Start of Information provided

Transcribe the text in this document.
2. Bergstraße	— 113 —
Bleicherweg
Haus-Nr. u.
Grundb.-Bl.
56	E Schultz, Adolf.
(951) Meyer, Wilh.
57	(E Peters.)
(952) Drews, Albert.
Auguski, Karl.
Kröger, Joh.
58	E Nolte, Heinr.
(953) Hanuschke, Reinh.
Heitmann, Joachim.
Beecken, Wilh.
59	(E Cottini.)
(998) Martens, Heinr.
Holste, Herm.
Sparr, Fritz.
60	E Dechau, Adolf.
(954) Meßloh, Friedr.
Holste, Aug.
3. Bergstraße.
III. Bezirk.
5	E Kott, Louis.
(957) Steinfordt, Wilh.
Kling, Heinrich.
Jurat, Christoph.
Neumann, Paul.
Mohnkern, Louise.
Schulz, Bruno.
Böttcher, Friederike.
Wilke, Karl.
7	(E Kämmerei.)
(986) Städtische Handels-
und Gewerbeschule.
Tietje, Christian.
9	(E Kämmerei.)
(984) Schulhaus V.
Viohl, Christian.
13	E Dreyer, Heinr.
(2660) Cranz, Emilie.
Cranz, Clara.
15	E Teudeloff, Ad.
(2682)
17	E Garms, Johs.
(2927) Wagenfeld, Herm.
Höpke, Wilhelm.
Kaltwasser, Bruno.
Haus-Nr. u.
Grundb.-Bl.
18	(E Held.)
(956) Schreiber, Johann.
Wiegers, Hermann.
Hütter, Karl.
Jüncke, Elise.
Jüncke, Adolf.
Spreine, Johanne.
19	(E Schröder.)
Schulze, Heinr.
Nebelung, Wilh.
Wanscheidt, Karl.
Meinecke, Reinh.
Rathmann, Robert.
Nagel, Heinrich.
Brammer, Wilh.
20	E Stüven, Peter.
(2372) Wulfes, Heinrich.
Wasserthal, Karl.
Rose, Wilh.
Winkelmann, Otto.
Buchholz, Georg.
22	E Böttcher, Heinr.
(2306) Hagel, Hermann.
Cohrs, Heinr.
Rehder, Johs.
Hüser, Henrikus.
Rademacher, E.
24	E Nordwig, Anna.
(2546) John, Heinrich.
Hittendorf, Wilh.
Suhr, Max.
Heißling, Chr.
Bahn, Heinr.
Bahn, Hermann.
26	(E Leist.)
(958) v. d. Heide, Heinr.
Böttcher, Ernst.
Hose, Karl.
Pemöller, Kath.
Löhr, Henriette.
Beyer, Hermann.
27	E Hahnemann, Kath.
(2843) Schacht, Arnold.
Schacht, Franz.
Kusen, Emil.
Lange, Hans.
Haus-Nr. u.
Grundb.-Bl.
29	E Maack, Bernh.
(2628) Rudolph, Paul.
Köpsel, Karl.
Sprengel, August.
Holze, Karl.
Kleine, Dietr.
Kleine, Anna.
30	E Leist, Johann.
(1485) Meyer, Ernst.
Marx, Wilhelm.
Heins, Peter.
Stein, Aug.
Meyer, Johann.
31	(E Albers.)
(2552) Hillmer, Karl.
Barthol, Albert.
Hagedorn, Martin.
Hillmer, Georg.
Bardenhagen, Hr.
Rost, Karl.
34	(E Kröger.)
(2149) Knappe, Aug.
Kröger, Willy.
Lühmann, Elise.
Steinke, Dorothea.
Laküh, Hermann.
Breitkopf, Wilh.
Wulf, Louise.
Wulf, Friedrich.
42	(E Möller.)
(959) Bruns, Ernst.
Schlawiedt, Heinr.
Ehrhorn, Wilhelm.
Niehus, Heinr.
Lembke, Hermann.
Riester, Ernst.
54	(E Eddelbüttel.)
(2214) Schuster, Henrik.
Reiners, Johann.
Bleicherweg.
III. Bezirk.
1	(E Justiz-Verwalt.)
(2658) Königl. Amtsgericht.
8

End of Information provided

-- Written task --
Give an exact repetition of all the material.

-- Task response --
Transcribe the text in this document.
2. Bergstraße	— 113 —
Bleicherweg
Haus-Nr. u.
Grundb.-Bl.
56	E Schultz, Adolf.
(951) Meyer, Wilh.
57	(E Peters.)
(952) Drews, Albert.
Auguski, Karl.
Kröger, Joh.
58	E Nolte, Heinr.
(953) Hanuschke, Reinh.
Heitmann, Joachim.
Beecken, Wilh.
59	(E Cottini.)
(998) Martens, Heinr.
Holste, Herm.
Sparr, Fritz.
60	E Dechau, Adolf.
(954) Meßloh, Friedr.
Holste, Aug.
3. Bergstraße.
III. Bezirk.
5	E Kott, Louis.
(957) Steinfordt, Wilh.
Kling, Heinrich.
Jurat, Christoph.
Neumann, Paul.
Mohnkern, Louise.
Schulz, Bruno.
Böttcher, Friederike.
Wilke, Karl.
7	(E Kämmerei.)
(986) Städtische Handels-
und Gewerbeschule.
Tietje, Christian.
9	(E Kämmerei.)
(984) Schulhaus V.
Viohl, Christian.
13	E Dreyer, Heinr.
(2660) Cranz, Emilie.
Cranz, Clara.
15	E Teudeloff, Ad.
(2682)
17	E Garms, Johs.
(2927) Wagenfeld, Herm.
Höpke, Wilhelm.
Kaltwasser, Bruno.
Haus-Nr. u.
Grundb.-Bl.
18	(E Held.)
(956) Schreiber, Johann.
Wiegers, Hermann.
Hütter, Karl.
Jüncke, Elise.
Jüncke, Adolf.
Spreine, Johanne.
19	(E Schröder.)
Schulze, Heinr.
Nebelung, Wilh.
Wanscheidt, Karl.
Meinecke, Reinh.
Rathmann, Robert.
Nagel, Heinrich.
Brammer, Wilh.
20	E Stüven, Peter.
(2372) Wulfes, Heinrich.
Wasserthal, Karl.
Rose, Wilh.
Winkelmann, Otto.
Buchholz, Georg.
22	E Böttcher, Heinr.
(2306) Hagel, Hermann.
Cohrs, Heinr.
Rehder, Johs.
Hüser, Henrikus.
Rademacher, E.
24	E Nordwig, Anna.
(2546) John, Heinrich.
Hittendorf, Wilh.
Suhr, Max.
Heißling, Chr.
Bahn, Heinr.
Bahn, Hermann.
26	(E Leist.)
(958) v. d. Heide, Heinr.
Böttcher, Ernst.
Hose, Karl.
Pemöller, Kath.
Löhr, Henriette.
Beyer, Hermann.
27	E Hahnemann, Kath.
(2843) Schacht, Arnold.
Schacht, Franz.
Kusen, Emil.
Lange, Hans.
Haus-Nr. u.
Grundb.-Bl.
29	E Maack, Bernh.
(2628) Rudolph, Paul.
Köpsel, Karl.
Sprengel, August.
Holze, Karl.
Kleine, Dietr.
Kleine, Anna.
30	E Leist, Johann.
(1485) Meyer, Ernst.
Marx, Wilhelm.
Heins, Peter.
Stein, Aug.
Meyer, Johann.
31	(E Albers.)
(2552) Hillmer, Karl.
Barthol, Albert.
Hagedorn, Martin.
Hillmer, Georg.
Bardenhagen, Hr.
Rost, Karl.
34	(E Kröger.)
(2149) Knappe, Aug.
Kröger, Willy.
Lühmann, Elise.
Steinke, Dorothea.
Laküh, Hermann.
Breitkopf, Wilh.
Wulf, Louise.
Wulf, Friedrich.
42	(E Möller.)
(959) Bruns, Ernst.
Schlawiedt, Heinr.
Ehrhorn, Wilhelm.
Niehus, Heinr.
Lembke, Hermann.
Riester, Ernst.
54	(E Eddelbüttel.)
(2214) Schuster, Henrik.
Reiners, Johann.
Bleicherweg.
III. Bezirk.
1	(E Justiz-Verwalt.)
(2658) Königl. Amtsgericht.
8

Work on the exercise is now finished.